[Entries from a dataset]
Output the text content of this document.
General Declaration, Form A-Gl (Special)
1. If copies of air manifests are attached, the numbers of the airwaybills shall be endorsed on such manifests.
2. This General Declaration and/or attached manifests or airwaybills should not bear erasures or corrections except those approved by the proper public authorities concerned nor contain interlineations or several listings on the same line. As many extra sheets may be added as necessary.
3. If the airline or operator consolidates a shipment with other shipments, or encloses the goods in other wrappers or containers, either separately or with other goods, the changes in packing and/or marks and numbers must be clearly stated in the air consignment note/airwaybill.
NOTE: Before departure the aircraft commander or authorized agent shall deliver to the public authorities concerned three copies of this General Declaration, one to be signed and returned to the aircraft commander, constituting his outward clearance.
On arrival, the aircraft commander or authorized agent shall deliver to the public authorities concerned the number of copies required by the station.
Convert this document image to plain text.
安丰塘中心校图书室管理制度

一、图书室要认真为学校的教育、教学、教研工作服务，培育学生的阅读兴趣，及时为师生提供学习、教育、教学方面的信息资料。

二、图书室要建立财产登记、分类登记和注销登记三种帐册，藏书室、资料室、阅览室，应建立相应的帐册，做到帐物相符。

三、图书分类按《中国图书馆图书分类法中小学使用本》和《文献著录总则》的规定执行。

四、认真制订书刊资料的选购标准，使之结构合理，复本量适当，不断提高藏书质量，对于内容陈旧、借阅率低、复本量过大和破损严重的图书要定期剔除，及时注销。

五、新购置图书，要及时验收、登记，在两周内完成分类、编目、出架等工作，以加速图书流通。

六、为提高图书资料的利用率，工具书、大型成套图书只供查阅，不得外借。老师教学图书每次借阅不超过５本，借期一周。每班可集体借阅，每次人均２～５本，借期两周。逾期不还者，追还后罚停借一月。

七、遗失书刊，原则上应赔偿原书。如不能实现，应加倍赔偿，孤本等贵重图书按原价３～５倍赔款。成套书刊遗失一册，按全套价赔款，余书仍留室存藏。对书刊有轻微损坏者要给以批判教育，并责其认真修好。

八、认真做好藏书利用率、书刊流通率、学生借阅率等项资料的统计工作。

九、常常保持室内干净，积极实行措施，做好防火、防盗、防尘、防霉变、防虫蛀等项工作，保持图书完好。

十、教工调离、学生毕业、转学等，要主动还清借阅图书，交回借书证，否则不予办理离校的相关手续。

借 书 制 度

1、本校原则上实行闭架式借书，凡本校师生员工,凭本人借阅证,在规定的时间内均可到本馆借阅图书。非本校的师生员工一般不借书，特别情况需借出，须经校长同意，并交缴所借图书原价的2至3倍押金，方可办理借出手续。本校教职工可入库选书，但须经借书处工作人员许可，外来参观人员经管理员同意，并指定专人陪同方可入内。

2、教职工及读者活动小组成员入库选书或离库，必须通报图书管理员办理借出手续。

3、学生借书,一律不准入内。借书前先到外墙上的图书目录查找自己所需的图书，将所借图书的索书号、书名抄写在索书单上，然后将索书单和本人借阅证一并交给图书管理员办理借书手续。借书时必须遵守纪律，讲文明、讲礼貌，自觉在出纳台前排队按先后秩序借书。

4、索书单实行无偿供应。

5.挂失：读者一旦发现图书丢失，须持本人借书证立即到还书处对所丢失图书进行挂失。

AIM
Print again each line of the listing above, exactly as it appears.

RESULT OF THIS EXERCISE
Output the text content of this document.
General Declaration, Form A-Gl (Special)
1. If copies of air manifests are attached, the numbers of the airwaybills shall be endorsed on such manifests.
2. This General Declaration and/or attached manifests or airwaybills should not bear erasures or corrections except those approved by the proper public authorities concerned nor contain interlineations or several listings on the same line. As many extra sheets may be added as necessary.
3. If the airline or operator consolidates a shipment with other shipments, or encloses the goods in other wrappers or containers, either separately or with other goods, the changes in packing and/or marks and numbers must be clearly stated in the air consignment note/airwaybill.
NOTE: Before departure the aircraft commander or authorized agent shall deliver to the public authorities concerned three copies of this General Declaration, one to be signed and returned to the aircraft commander, constituting his outward clearance.
On arrival, the aircraft commander or authorized agent shall deliver to the public authorities concerned the number of copies required by the station.
Convert this document image to plain text.
安丰塘中心校图书室管理制度

一、图书室要认真为学校的教育、教学、教研工作服务，培育学生的阅读兴趣，及时为师生提供学习、教育、教学方面的信息资料。

二、图书室要建立财产登记、分类登记和注销登记三种帐册，藏书室、资料室、阅览室，应建立相应的帐册，做到帐物相符。

三、图书分类按《中国图书馆图书分类法中小学使用本》和《文献著录总则》的规定执行。

四、认真制订书刊资料的选购标准，使之结构合理，复本量适当，不断提高藏书质量，对于内容陈旧、借阅率低、复本量过大和破损严重的图书要定期剔除，及时注销。

五、新购置图书，要及时验收、登记，在两周内完成分类、编目、出架等工作，以加速图书流通。

六、为提高图书资料的利用率，工具书、大型成套图书只供查阅，不得外借。老师教学图书每次借阅不超过５本，借期一周。每班可集体借阅，每次人均２～５本，借期两周。逾期不还者，追还后罚停借一月。

七、遗失书刊，原则上应赔偿原书。如不能实现，应加倍赔偿，孤本等贵重图书按原价３～５倍赔款。成套书刊遗失一册，按全套价赔款，余书仍留室存藏。对书刊有轻微损坏者要给以批判教育，并责其认真修好。

八、认真做好藏书利用率、书刊流通率、学生借阅率等项资料的统计工作。

九、常常保持室内干净，积极实行措施，做好防火、防盗、防尘、防霉变、防虫蛀等项工作，保持图书完好。

十、教工调离、学生毕业、转学等，要主动还清借阅图书，交回借书证，否则不予办理离校的相关手续。

借 书 制 度

1、本校原则上实行闭架式借书，凡本校师生员工,凭本人借阅证,在规定的时间内均可到本馆借阅图书。非本校的师生员工一般不借书，特别情况需借出，须经校长同意，并交缴所借图书原价的2至3倍押金，方可办理借出手续。本校教职工可入库选书，但须经借书处工作人员许可，外来参观人员经管理员同意，并指定专人陪同方可入内。

2、教职工及读者活动小组成员入库选书或离库，必须通报图书管理员办理借出手续。

3、学生借书,一律不准入内。借书前先到外墙上的图书目录查找自己所需的图书，将所借图书的索书号、书名抄写在索书单上，然后将索书单和本人借阅证一并交给图书管理员办理借书手续。借书时必须遵守纪律，讲文明、讲礼貌，自觉在出纳台前排队按先后秩序借书。

4、索书单实行无偿供应。

5.挂失：读者一旦发现图书丢失，须持本人借书证立即到还书处对所丢失图书进行挂失。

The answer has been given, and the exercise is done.